*Brief*.
List each line of the data that holds the string "OpenCV".

*Material*.
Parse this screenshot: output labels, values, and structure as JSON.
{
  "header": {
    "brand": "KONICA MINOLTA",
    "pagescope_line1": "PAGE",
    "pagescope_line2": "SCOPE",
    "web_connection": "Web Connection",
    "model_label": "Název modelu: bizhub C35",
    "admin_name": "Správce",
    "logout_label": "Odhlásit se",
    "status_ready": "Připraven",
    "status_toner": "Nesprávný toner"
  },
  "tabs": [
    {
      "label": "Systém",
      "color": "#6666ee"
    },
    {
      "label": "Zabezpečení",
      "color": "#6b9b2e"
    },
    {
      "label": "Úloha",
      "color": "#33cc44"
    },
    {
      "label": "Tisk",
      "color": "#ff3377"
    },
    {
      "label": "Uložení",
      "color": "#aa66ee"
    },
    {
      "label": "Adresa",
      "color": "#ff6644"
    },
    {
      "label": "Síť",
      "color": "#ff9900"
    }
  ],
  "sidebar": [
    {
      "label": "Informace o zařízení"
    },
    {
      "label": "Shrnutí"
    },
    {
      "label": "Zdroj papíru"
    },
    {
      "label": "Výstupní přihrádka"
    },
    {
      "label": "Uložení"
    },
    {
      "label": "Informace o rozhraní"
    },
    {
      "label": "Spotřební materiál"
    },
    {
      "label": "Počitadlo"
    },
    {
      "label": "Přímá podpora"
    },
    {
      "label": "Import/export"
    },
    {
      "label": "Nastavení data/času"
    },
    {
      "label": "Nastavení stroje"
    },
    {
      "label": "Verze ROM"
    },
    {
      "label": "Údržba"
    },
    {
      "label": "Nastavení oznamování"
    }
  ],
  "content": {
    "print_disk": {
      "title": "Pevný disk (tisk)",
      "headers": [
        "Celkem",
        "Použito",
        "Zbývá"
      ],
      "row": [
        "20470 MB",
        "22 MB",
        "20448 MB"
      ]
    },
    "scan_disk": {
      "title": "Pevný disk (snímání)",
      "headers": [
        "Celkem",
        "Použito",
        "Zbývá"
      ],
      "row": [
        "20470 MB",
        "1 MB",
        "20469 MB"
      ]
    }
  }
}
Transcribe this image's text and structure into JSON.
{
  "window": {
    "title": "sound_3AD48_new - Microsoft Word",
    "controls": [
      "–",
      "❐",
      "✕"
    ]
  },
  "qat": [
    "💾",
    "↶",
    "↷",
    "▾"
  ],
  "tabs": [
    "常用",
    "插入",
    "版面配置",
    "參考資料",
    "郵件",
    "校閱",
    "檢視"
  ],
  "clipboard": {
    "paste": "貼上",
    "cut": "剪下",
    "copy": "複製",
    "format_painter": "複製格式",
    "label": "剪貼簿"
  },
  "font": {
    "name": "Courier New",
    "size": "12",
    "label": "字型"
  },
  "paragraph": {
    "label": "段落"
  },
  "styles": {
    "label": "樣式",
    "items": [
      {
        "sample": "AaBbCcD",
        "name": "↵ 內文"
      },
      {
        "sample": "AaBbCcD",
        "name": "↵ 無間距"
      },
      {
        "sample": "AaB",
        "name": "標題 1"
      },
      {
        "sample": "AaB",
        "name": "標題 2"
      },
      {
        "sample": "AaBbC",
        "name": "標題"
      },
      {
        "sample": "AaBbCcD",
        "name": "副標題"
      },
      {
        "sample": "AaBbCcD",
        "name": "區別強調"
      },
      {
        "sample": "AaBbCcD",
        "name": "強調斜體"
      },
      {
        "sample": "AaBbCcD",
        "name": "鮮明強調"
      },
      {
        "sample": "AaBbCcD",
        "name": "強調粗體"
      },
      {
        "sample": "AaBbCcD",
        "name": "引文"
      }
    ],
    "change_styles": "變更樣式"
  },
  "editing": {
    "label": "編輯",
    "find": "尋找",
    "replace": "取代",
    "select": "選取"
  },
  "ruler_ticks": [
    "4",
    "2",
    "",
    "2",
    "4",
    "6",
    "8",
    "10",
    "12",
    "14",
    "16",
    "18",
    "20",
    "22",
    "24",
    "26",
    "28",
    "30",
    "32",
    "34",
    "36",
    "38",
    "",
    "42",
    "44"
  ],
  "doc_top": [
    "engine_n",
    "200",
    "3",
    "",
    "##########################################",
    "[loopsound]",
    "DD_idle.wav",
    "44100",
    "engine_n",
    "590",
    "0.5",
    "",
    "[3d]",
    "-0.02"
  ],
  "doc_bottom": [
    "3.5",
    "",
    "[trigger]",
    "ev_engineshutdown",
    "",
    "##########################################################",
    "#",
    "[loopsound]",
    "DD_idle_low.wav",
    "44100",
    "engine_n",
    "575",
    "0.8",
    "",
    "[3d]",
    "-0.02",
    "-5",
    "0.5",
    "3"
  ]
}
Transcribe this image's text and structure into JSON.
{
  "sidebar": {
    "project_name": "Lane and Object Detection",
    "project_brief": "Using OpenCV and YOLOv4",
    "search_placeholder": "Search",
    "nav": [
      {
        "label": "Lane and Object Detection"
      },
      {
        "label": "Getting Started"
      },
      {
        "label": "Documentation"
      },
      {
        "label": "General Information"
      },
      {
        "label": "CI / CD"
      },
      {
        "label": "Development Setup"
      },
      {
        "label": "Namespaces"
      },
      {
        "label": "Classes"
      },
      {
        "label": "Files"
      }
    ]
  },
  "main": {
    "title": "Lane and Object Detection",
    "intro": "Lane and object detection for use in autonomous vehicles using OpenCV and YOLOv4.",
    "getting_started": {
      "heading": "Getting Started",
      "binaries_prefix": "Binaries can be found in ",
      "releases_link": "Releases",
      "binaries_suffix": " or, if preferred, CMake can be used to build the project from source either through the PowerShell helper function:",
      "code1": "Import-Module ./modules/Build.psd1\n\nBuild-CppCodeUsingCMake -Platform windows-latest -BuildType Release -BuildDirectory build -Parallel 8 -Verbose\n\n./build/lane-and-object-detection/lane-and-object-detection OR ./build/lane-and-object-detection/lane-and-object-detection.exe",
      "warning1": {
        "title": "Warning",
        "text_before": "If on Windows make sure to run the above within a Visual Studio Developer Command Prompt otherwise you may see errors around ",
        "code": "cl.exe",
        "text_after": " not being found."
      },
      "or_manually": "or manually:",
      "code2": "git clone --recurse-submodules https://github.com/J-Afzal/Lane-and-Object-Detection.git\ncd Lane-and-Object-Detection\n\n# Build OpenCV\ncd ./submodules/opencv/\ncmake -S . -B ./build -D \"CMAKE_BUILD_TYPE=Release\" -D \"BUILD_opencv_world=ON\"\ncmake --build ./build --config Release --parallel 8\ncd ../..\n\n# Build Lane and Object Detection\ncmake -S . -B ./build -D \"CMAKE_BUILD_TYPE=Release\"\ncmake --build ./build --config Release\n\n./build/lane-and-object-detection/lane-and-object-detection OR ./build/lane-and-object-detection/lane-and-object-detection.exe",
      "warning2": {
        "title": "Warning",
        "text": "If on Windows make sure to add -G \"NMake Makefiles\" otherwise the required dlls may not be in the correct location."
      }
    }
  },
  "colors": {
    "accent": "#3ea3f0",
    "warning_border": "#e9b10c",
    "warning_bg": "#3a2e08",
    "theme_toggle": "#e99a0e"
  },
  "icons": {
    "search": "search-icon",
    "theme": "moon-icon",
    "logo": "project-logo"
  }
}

*Reply to the exercise*.
    "project_brief": "Using OpenCV and YOLOv4",
    "intro": "Lane and object detection for use in autonomous vehicles using OpenCV and YOLOv4.",
      "code2": "git clone --recurse-submodules https://github.com/J-Afzal/Lane-and-Object-Detection.git\ncd Lane-and-Object-Detection\n\n# Build OpenCV\ncd ./submodules/opencv/\ncmake -S . -B ./build -D \"CMAKE_BUILD_TYPE=Release\" -D \"BUILD_opencv_world=ON\"\ncmake --build ./build --config Release --parallel 8\ncd ../..\n\n# Build Lane and Object Detection\ncmake -S . -B ./build -D \"CMAKE_BUILD_TYPE=Release\"\ncmake --build ./build --config Release\n\n./build/lane-and-object-detection/lane-and-object-detection OR ./build/lane-and-object-detection/lane-and-object-detection.exe",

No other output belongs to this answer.